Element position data

>>>

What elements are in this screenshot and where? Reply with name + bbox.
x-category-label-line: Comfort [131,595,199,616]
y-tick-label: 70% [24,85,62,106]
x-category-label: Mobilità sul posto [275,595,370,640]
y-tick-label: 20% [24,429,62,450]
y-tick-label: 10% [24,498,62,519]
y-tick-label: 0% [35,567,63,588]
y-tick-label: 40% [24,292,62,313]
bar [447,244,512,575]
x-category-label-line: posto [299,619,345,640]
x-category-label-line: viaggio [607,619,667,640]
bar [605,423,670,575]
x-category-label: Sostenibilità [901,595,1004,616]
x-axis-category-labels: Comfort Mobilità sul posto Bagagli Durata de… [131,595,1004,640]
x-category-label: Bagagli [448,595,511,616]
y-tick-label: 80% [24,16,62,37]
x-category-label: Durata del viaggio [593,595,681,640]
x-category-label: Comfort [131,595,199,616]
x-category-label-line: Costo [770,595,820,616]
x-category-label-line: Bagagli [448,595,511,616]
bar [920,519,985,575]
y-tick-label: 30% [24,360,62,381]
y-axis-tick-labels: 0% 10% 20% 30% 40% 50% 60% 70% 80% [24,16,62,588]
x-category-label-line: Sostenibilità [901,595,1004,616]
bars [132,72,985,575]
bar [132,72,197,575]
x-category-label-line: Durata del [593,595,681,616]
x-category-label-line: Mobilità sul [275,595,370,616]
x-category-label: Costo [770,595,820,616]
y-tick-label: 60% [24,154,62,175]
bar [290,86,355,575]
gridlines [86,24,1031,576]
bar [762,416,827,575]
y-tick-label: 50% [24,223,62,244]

<<<

*Exercise objective*
Please swap "gridlines" for "grid-lines" throughout the rows, leaving everything else unchanged.

*Reply to the task*
What elements are in this screenshot and where? Reply with name + bbox.
x-category-label-line: Comfort [131,595,199,616]
y-tick-label: 70% [24,85,62,106]
x-category-label: Mobilità sul posto [275,595,370,640]
y-tick-label: 20% [24,429,62,450]
y-tick-label: 10% [24,498,62,519]
y-tick-label: 0% [35,567,63,588]
y-tick-label: 40% [24,292,62,313]
bar [447,244,512,575]
x-category-label-line: posto [299,619,345,640]
x-category-label-line: viaggio [607,619,667,640]
bar [605,423,670,575]
x-category-label: Sostenibilità [901,595,1004,616]
x-axis-category-labels: Comfort Mobilità sul posto Bagagli Durata de… [131,595,1004,640]
x-category-label: Bagagli [448,595,511,616]
y-tick-label: 80% [24,16,62,37]
x-category-label: Durata del viaggio [593,595,681,640]
x-category-label: Comfort [131,595,199,616]
x-category-label-line: Costo [770,595,820,616]
x-category-label-line: Bagagli [448,595,511,616]
bar [920,519,985,575]
y-tick-label: 30% [24,360,62,381]
y-axis-tick-labels: 0% 10% 20% 30% 40% 50% 60% 70% 80% [24,16,62,588]
x-category-label-line: Sostenibilità [901,595,1004,616]
bars [132,72,985,575]
bar [132,72,197,575]
x-category-label-line: Durata del [593,595,681,616]
x-category-label-line: Mobilità sul [275,595,370,616]
x-category-label: Costo [770,595,820,616]
y-tick-label: 60% [24,154,62,175]
bar [290,86,355,575]
grid-lines [86,24,1031,576]
bar [762,416,827,575]
y-tick-label: 50% [24,223,62,244]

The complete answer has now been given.